WHAT IS EXPECTED
Go through the data and copy every line exactly, but not the images.

#### DATA FOR THIS TASK

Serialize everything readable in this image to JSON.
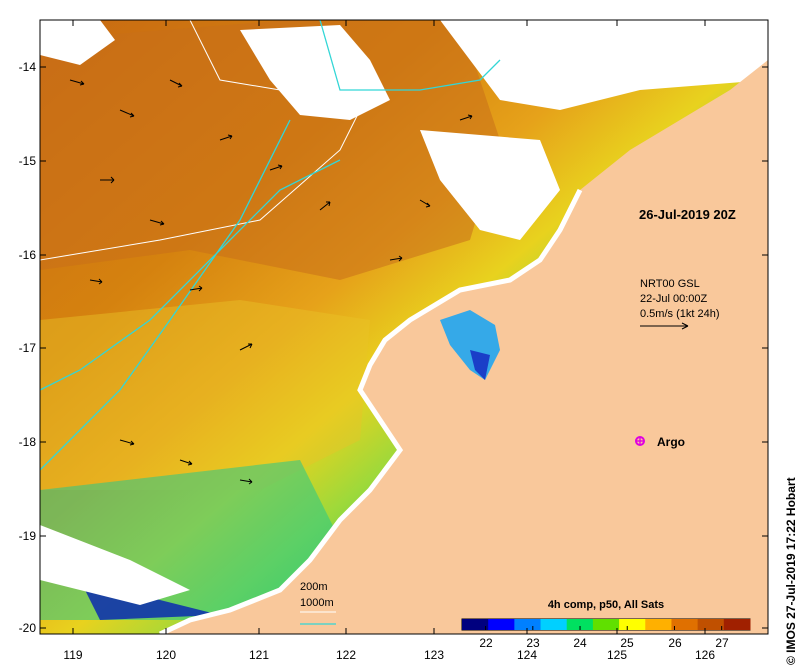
{
  "map": {
    "title_date": "26-Jul-2019 20Z",
    "product": "4h comp, p50, All Sats",
    "credit": "© IMOS 27-Jul-2019 17:22 Hobart",
    "currents": {
      "line1": "NRT00 GSL",
      "line2": "22-Jul 00:00Z",
      "line3": "0.5m/s (1kt 24h)"
    },
    "argo_label": "Argo",
    "isobath_legend": {
      "shallow": "200m",
      "deep": "1000m"
    },
    "x_axis_labels": [
      "119",
      "120",
      "121",
      "122",
      "123",
      "124",
      "125",
      "126"
    ],
    "y_axis_labels": [
      "-14",
      "-15",
      "-16",
      "-17",
      "-18",
      "-19",
      "-20"
    ],
    "colorbar": {
      "ticks": [
        "22",
        "23",
        "24",
        "25",
        "26",
        "27"
      ],
      "range": [
        21.5,
        27.6
      ],
      "colors": [
        "#00007f",
        "#0000ff",
        "#0080ff",
        "#00d0ff",
        "#00e060",
        "#60e000",
        "#ffff00",
        "#ffb000",
        "#e07000",
        "#c05000",
        "#a02000"
      ]
    },
    "colors": {
      "land": "#f9c89b",
      "cloud": "#ffffff",
      "contour_200": "#ffffff",
      "contour_1000": "#33d6d6",
      "argo": "#e000e0"
    }
  }
}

########

THE COMPLETED TASK
Serialize everything readable in this image to JSON.
{
  "map": {
    "title_date": "26-Jul-2019 20Z",
    "product": "4h comp, p50, All Sats",
    "credit": "© IMOS 27-Jul-2019 17:22 Hobart",
    "currents": {
      "line1": "NRT00 GSL",
      "line2": "22-Jul 00:00Z",
      "line3": "0.5m/s (1kt 24h)"
    },
    "argo_label": "Argo",
    "isobath_legend": {
      "shallow": "200m",
      "deep": "1000m"
    },
    "x_axis_labels": [
      "119",
      "120",
      "121",
      "122",
      "123",
      "124",
      "125",
      "126"
    ],
    "y_axis_labels": [
      "-14",
      "-15",
      "-16",
      "-17",
      "-18",
      "-19",
      "-20"
    ],
    "colorbar": {
      "ticks": [
        "22",
        "23",
        "24",
        "25",
        "26",
        "27"
      ],
      "range": [
        21.5,
        27.6
      ],
      "colors": [
        "#00007f",
        "#0000ff",
        "#0080ff",
        "#00d0ff",
        "#00e060",
        "#60e000",
        "#ffff00",
        "#ffb000",
        "#e07000",
        "#c05000",
        "#a02000"
      ]
    },
    "colors": {
      "land": "#f9c89b",
      "cloud": "#ffffff",
      "contour_200": "#ffffff",
      "contour_1000": "#33d6d6",
      "argo": "#e000e0"
    }
  }
}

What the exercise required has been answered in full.